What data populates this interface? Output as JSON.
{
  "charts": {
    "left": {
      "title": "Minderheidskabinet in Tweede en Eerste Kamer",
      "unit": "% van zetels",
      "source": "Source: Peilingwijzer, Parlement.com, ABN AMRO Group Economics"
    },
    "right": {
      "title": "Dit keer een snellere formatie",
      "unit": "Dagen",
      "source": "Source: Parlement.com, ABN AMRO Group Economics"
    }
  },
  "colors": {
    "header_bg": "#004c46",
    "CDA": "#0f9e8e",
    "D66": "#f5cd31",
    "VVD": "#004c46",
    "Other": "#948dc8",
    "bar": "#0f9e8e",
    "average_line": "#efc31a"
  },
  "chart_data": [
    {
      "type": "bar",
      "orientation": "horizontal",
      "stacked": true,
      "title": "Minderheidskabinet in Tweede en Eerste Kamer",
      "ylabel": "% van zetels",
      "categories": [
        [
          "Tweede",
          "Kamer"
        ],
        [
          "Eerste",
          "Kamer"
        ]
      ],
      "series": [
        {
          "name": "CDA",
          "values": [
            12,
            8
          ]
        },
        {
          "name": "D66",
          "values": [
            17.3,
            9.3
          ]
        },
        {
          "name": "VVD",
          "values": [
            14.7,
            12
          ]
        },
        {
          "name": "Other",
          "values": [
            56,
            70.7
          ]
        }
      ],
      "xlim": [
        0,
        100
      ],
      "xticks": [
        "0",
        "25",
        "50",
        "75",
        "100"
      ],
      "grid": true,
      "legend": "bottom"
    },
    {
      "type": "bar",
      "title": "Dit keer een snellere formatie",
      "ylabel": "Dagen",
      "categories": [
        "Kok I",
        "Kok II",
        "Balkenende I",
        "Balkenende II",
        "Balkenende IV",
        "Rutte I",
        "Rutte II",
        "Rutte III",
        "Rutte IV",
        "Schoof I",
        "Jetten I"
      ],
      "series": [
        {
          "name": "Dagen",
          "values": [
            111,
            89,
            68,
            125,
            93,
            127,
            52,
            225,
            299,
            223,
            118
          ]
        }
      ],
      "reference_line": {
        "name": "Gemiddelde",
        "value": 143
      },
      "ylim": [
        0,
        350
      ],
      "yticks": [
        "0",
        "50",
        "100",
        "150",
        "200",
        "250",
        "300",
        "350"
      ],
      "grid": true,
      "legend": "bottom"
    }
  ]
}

────────────────────

● WHAT THE TASK REQUIRES
Could you quote the material above in full, exactly as it stands?

● COMPLETED EXERCISE
What data populates this interface? Output as JSON.
{
  "charts": {
    "left": {
      "title": "Minderheidskabinet in Tweede en Eerste Kamer",
      "unit": "% van zetels",
      "source": "Source: Peilingwijzer, Parlement.com, ABN AMRO Group Economics"
    },
    "right": {
      "title": "Dit keer een snellere formatie",
      "unit": "Dagen",
      "source": "Source: Parlement.com, ABN AMRO Group Economics"
    }
  },
  "colors": {
    "header_bg": "#004c46",
    "CDA": "#0f9e8e",
    "D66": "#f5cd31",
    "VVD": "#004c46",
    "Other": "#948dc8",
    "bar": "#0f9e8e",
    "average_line": "#efc31a"
  },
  "chart_data": [
    {
      "type": "bar",
      "orientation": "horizontal",
      "stacked": true,
      "title": "Minderheidskabinet in Tweede en Eerste Kamer",
      "ylabel": "% van zetels",
      "categories": [
        [
          "Tweede",
          "Kamer"
        ],
        [
          "Eerste",
          "Kamer"
        ]
      ],
      "series": [
        {
          "name": "CDA",
          "values": [
            12,
            8
          ]
        },
        {
          "name": "D66",
          "values": [
            17.3,
            9.3
          ]
        },
        {
          "name": "VVD",
          "values": [
            14.7,
            12
          ]
        },
        {
          "name": "Other",
          "values": [
            56,
            70.7
          ]
        }
      ],
      "xlim": [
        0,
        100
      ],
      "xticks": [
        "0",
        "25",
        "50",
        "75",
        "100"
      ],
      "grid": true,
      "legend": "bottom"
    },
    {
      "type": "bar",
      "title": "Dit keer een snellere formatie",
      "ylabel": "Dagen",
      "categories": [
        "Kok I",
        "Kok II",
        "Balkenende I",
        "Balkenende II",
        "Balkenende IV",
        "Rutte I",
        "Rutte II",
        "Rutte III",
        "Rutte IV",
        "Schoof I",
        "Jetten I"
      ],
      "series": [
        {
          "name": "Dagen",
          "values": [
            111,
            89,
            68,
            125,
            93,
            127,
            52,
            225,
            299,
            223,
            118
          ]
        }
      ],
      "reference_line": {
        "name": "Gemiddelde",
        "value": 143
      },
      "ylim": [
        0,
        350
      ],
      "yticks": [
        "0",
        "50",
        "100",
        "150",
        "200",
        "250",
        "300",
        "350"
      ],
      "grid": true,
      "legend": "bottom"
    }
  ]
}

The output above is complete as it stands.